# The request
Transcribe every record that appears below, exactly and in full.
== Data ==
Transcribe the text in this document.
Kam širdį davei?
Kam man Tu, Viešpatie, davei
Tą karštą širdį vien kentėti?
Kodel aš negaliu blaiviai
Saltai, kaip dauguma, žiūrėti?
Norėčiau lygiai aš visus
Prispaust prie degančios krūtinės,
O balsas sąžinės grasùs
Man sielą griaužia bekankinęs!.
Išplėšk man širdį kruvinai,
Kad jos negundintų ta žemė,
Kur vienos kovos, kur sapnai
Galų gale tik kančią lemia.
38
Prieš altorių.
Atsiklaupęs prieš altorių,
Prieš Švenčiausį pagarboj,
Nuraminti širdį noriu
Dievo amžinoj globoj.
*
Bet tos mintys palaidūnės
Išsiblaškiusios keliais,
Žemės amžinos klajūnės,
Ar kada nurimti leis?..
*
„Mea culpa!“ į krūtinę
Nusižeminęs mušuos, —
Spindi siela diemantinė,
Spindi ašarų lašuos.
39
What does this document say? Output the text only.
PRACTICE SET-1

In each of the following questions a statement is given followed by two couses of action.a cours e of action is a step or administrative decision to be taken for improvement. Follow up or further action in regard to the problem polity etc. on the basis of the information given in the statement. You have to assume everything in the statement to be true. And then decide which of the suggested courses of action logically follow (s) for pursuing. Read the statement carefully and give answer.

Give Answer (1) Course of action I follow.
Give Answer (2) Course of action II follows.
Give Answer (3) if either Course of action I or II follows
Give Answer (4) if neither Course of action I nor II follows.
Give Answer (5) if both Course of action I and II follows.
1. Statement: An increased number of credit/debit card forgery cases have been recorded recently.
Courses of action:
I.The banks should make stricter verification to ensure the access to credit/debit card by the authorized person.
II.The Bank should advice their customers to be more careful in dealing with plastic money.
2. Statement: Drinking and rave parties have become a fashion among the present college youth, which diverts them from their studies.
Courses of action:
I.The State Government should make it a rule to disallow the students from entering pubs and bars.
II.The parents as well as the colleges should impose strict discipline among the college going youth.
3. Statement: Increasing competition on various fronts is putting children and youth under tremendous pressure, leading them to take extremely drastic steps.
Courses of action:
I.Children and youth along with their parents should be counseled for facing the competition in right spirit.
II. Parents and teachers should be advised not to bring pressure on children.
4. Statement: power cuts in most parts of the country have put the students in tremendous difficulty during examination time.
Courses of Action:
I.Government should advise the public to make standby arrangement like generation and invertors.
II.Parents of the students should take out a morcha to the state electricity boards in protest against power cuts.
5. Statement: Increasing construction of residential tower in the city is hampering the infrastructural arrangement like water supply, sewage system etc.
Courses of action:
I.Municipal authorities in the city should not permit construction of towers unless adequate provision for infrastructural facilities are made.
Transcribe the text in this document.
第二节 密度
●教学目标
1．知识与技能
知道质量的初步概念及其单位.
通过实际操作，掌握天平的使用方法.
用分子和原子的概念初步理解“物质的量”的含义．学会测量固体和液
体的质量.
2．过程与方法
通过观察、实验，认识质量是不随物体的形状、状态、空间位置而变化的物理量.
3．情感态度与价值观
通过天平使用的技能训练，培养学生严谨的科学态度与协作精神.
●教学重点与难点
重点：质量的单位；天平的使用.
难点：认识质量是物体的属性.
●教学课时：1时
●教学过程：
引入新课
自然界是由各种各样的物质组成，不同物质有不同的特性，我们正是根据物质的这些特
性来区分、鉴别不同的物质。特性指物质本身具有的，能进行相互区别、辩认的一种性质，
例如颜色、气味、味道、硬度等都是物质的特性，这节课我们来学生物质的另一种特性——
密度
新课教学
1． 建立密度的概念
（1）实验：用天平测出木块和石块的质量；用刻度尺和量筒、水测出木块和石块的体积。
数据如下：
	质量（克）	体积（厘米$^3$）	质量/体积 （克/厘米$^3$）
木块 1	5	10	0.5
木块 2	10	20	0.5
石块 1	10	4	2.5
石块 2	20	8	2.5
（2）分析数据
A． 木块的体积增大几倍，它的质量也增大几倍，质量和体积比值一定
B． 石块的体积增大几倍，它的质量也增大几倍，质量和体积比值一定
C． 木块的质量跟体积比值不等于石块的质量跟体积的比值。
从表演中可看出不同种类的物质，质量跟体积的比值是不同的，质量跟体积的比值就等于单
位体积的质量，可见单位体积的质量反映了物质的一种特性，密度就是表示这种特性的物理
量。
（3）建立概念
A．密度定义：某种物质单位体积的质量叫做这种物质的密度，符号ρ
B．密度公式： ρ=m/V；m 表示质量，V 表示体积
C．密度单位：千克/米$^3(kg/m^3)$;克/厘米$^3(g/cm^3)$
===
# The output
Transcribe the text in this document.
Kam širdį davei?
Kam man Tu, Viešpatie, davei
Tą karštą širdį vien kentėti?
Kodel aš negaliu blaiviai
Saltai, kaip dauguma, žiūrėti?
Norėčiau lygiai aš visus
Prispaust prie degančios krūtinės,
O balsas sąžinės grasùs
Man sielą griaužia bekankinęs!.
Išplėšk man širdį kruvinai,
Kad jos negundintų ta žemė,
Kur vienos kovos, kur sapnai
Galų gale tik kančią lemia.
38
Prieš altorių.
Atsiklaupęs prieš altorių,
Prieš Švenčiausį pagarboj,
Nuraminti širdį noriu
Dievo amžinoj globoj.
*
Bet tos mintys palaidūnės
Išsiblaškiusios keliais,
Žemės amžinos klajūnės,
Ar kada nurimti leis?..
*
„Mea culpa!“ į krūtinę
Nusižeminęs mušuos, —
Spindi siela diemantinė,
Spindi ašarų lašuos.
39
What does this document say? Output the text only.
PRACTICE SET-1

In each of the following questions a statement is given followed by two couses of action.a cours e of action is a step or administrative decision to be taken for improvement. Follow up or further action in regard to the problem polity etc. on the basis of the information given in the statement. You have to assume everything in the statement to be true. And then decide which of the suggested courses of action logically follow (s) for pursuing. Read the statement carefully and give answer.

Give Answer (1) Course of action I follow.
Give Answer (2) Course of action II follows.
Give Answer (3) if either Course of action I or II follows
Give Answer (4) if neither Course of action I nor II follows.
Give Answer (5) if both Course of action I and II follows.
1. Statement: An increased number of credit/debit card forgery cases have been recorded recently.
Courses of action:
I.The banks should make stricter verification to ensure the access to credit/debit card by the authorized person.
II.The Bank should advice their customers to be more careful in dealing with plastic money.
2. Statement: Drinking and rave parties have become a fashion among the present college youth, which diverts them from their studies.
Courses of action:
I.The State Government should make it a rule to disallow the students from entering pubs and bars.
II.The parents as well as the colleges should impose strict discipline among the college going youth.
3. Statement: Increasing competition on various fronts is putting children and youth under tremendous pressure, leading them to take extremely drastic steps.
Courses of action:
I.Children and youth along with their parents should be counseled for facing the competition in right spirit.
II. Parents and teachers should be advised not to bring pressure on children.
4. Statement: power cuts in most parts of the country have put the students in tremendous difficulty during examination time.
Courses of Action:
I.Government should advise the public to make standby arrangement like generation and invertors.
II.Parents of the students should take out a morcha to the state electricity boards in protest against power cuts.
5. Statement: Increasing construction of residential tower in the city is hampering the infrastructural arrangement like water supply, sewage system etc.
Courses of action:
I.Municipal authorities in the city should not permit construction of towers unless adequate provision for infrastructural facilities are made.
Transcribe the text in this document.
第二节 密度
●教学目标
1．知识与技能
知道质量的初步概念及其单位.
通过实际操作，掌握天平的使用方法.
用分子和原子的概念初步理解“物质的量”的含义．学会测量固体和液
体的质量.
2．过程与方法
通过观察、实验，认识质量是不随物体的形状、状态、空间位置而变化的物理量.
3．情感态度与价值观
通过天平使用的技能训练，培养学生严谨的科学态度与协作精神.
●教学重点与难点
重点：质量的单位；天平的使用.
难点：认识质量是物体的属性.
●教学课时：1时
●教学过程：
引入新课
自然界是由各种各样的物质组成，不同物质有不同的特性，我们正是根据物质的这些特
性来区分、鉴别不同的物质。特性指物质本身具有的，能进行相互区别、辩认的一种性质，
例如颜色、气味、味道、硬度等都是物质的特性，这节课我们来学生物质的另一种特性——
密度
新课教学
1． 建立密度的概念
（1）实验：用天平测出木块和石块的质量；用刻度尺和量筒、水测出木块和石块的体积。
数据如下：
	质量（克）	体积（厘米$^3$）	质量/体积 （克/厘米$^3$）
木块 1	5	10	0.5
木块 2	10	20	0.5
石块 1	10	4	2.5
石块 2	20	8	2.5
（2）分析数据
A． 木块的体积增大几倍，它的质量也增大几倍，质量和体积比值一定
B． 石块的体积增大几倍，它的质量也增大几倍，质量和体积比值一定
C． 木块的质量跟体积比值不等于石块的质量跟体积的比值。
从表演中可看出不同种类的物质，质量跟体积的比值是不同的，质量跟体积的比值就等于单
位体积的质量，可见单位体积的质量反映了物质的一种特性，密度就是表示这种特性的物理
量。
（3）建立概念
A．密度定义：某种物质单位体积的质量叫做这种物质的密度，符号ρ
B．密度公式： ρ=m/V；m 表示质量，V 表示体积
C．密度单位：千克/米$^3(kg/m^3)$;克/厘米$^3(g/cm^3)$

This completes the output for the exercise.